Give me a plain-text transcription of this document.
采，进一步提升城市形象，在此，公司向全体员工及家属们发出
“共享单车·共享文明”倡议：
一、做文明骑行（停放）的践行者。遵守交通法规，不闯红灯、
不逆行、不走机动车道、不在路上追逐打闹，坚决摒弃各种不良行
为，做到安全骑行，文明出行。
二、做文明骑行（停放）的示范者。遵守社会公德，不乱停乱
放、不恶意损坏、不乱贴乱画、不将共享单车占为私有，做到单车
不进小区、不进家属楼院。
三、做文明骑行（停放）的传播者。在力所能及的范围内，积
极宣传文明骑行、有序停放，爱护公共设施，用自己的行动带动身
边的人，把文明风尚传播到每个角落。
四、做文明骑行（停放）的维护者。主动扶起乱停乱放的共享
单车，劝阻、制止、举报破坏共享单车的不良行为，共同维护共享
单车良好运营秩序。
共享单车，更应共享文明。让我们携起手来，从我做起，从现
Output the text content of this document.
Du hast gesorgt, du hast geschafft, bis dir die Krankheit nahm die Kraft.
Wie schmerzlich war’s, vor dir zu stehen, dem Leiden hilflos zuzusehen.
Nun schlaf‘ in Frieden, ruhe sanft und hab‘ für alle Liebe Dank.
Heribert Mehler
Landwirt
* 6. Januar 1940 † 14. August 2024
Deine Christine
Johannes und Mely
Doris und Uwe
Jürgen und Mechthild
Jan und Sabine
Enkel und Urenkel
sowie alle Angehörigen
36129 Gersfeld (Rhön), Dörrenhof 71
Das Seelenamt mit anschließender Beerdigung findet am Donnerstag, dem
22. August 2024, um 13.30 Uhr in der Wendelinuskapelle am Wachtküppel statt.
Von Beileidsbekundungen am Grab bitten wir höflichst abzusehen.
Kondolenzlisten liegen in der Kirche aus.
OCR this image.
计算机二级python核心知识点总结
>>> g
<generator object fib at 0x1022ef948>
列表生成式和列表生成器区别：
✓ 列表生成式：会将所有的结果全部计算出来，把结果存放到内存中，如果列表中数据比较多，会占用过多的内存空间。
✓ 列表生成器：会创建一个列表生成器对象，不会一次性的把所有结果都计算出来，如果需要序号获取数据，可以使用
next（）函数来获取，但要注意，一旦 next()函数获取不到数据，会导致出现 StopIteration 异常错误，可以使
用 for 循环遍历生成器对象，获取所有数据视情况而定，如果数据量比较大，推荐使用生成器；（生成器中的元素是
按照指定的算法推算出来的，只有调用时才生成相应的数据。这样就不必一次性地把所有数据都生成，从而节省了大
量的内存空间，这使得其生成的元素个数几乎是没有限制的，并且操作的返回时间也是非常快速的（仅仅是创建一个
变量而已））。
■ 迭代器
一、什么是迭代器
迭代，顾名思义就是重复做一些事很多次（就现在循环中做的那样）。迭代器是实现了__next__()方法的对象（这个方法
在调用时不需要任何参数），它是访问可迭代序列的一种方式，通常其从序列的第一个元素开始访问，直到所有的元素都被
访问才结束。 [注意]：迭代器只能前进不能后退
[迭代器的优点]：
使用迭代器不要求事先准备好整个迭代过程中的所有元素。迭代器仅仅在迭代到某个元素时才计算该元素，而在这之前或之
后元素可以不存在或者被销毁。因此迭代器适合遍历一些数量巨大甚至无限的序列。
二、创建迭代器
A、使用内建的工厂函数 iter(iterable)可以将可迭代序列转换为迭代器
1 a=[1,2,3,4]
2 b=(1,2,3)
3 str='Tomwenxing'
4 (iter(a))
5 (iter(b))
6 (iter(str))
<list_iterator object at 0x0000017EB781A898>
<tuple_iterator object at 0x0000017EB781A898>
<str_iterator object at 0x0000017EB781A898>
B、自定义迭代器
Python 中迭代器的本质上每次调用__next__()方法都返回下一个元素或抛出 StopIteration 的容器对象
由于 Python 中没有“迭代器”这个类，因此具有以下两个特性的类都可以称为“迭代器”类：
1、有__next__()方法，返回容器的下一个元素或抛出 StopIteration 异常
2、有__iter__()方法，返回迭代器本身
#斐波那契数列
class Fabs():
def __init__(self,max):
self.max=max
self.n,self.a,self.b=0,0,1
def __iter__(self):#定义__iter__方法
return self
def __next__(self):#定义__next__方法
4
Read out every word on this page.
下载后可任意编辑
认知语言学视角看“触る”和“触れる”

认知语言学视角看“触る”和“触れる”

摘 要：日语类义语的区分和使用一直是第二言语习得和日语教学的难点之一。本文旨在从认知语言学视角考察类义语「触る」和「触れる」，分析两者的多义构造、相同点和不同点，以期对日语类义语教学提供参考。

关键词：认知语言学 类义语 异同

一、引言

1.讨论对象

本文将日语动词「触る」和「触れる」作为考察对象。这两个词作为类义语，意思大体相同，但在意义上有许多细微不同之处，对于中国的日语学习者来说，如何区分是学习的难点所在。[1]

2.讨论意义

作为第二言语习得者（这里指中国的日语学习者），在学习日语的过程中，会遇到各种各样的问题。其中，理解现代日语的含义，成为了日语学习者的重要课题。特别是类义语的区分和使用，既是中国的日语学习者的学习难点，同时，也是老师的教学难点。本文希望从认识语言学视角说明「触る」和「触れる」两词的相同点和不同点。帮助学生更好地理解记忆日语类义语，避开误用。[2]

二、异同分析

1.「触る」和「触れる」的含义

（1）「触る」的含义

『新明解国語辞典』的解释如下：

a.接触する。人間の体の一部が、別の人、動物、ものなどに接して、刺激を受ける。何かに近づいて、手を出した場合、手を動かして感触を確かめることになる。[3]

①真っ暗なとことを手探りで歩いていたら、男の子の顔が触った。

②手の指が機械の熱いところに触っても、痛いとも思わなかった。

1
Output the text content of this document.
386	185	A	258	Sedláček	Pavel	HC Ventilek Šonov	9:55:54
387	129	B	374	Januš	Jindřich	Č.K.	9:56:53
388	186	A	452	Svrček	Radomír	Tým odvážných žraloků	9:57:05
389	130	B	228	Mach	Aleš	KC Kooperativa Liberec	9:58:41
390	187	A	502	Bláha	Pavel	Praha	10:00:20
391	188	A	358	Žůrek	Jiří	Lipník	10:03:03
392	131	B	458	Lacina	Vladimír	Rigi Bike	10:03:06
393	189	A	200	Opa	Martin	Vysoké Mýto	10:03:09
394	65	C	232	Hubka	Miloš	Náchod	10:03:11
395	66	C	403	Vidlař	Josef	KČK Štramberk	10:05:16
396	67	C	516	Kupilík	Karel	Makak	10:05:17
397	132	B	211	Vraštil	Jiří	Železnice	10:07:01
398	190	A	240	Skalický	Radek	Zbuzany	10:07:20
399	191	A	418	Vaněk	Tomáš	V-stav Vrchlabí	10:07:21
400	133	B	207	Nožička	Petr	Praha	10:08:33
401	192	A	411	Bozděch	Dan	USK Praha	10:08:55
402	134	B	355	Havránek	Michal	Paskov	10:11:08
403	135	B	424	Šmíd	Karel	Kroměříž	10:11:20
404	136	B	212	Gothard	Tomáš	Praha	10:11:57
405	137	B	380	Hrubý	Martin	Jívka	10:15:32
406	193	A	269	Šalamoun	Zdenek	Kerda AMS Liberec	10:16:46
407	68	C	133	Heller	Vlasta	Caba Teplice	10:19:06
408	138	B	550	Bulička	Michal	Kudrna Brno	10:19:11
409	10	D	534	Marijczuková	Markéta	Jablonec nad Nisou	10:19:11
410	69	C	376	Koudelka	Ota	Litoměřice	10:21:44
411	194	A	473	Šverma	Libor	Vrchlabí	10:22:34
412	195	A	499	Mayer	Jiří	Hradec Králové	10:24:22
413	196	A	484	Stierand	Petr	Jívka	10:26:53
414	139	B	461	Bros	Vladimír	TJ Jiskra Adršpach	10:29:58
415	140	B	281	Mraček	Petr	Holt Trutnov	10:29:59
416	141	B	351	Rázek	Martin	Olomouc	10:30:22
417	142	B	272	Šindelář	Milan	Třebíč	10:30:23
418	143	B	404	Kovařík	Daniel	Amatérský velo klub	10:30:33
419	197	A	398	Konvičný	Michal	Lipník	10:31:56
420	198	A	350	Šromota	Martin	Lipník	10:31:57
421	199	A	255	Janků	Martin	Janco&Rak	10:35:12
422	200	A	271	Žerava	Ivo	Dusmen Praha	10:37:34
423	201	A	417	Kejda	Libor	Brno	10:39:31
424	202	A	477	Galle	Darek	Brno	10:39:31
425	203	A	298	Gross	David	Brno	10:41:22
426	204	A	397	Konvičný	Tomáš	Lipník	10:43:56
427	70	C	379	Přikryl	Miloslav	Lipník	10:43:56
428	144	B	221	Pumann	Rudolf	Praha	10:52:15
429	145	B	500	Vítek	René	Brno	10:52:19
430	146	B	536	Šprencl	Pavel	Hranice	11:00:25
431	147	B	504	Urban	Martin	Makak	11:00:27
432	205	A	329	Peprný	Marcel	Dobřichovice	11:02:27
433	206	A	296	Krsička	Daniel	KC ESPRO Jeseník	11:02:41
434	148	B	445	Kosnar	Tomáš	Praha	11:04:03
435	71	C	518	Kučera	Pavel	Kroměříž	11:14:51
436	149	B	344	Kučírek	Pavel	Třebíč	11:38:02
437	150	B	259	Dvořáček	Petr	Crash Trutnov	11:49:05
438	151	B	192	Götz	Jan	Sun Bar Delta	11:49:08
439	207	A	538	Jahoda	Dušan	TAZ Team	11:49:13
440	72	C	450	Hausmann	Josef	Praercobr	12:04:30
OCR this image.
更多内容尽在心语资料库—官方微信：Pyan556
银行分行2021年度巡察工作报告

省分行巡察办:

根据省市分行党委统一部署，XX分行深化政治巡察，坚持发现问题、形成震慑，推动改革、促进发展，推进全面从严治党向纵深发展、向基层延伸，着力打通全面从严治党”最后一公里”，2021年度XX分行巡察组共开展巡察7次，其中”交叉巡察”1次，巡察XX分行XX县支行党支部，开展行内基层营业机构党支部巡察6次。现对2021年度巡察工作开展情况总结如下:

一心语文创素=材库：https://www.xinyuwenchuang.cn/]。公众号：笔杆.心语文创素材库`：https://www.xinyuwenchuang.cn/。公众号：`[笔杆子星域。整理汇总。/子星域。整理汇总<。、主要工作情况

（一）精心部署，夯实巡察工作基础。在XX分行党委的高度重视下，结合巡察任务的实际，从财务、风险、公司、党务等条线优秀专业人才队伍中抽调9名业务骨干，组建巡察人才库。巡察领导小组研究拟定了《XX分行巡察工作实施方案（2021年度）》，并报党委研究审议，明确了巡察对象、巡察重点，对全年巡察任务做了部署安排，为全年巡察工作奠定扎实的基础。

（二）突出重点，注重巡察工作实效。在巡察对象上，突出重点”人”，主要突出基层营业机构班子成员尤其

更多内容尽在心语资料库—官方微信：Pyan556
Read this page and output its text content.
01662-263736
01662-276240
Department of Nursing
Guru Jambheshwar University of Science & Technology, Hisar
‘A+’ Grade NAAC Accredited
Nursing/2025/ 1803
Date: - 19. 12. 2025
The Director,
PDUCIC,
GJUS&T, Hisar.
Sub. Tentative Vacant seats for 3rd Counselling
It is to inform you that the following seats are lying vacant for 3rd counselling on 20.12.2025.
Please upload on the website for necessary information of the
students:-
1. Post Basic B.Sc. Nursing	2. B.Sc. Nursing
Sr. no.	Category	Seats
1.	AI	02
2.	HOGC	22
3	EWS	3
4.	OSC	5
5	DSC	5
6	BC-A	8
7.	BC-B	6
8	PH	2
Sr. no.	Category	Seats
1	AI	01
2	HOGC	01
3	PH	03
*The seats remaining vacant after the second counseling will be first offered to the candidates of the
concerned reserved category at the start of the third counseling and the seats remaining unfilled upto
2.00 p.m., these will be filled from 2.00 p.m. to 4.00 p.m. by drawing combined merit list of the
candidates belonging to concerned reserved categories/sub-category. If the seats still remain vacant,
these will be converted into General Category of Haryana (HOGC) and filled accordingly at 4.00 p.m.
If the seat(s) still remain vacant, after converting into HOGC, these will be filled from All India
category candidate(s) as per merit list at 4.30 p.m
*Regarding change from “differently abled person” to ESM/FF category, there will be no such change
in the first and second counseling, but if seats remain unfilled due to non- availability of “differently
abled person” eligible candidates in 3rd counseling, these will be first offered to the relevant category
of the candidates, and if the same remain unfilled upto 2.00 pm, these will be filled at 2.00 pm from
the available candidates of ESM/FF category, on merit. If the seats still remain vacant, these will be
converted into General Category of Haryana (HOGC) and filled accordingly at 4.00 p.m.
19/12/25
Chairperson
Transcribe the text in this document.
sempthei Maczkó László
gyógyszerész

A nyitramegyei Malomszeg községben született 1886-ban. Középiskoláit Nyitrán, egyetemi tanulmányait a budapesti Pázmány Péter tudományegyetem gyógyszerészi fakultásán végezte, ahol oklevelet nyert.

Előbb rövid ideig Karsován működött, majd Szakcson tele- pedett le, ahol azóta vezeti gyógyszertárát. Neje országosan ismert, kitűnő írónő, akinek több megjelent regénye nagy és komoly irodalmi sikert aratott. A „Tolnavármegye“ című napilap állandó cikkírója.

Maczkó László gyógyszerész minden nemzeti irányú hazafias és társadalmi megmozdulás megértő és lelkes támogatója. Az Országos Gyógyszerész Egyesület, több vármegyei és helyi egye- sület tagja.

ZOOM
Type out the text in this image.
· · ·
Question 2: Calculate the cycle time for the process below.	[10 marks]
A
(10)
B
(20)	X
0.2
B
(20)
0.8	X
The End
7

+===+

** Task to carry out **
Gather each line from the entries above that includes the word "concerned".

** The response **
concerned reserved category at the start of the third counseling and the seats remaining unfilled upto
candidates belonging to concerned reserved categories/sub-category. If the seats still remain vacant,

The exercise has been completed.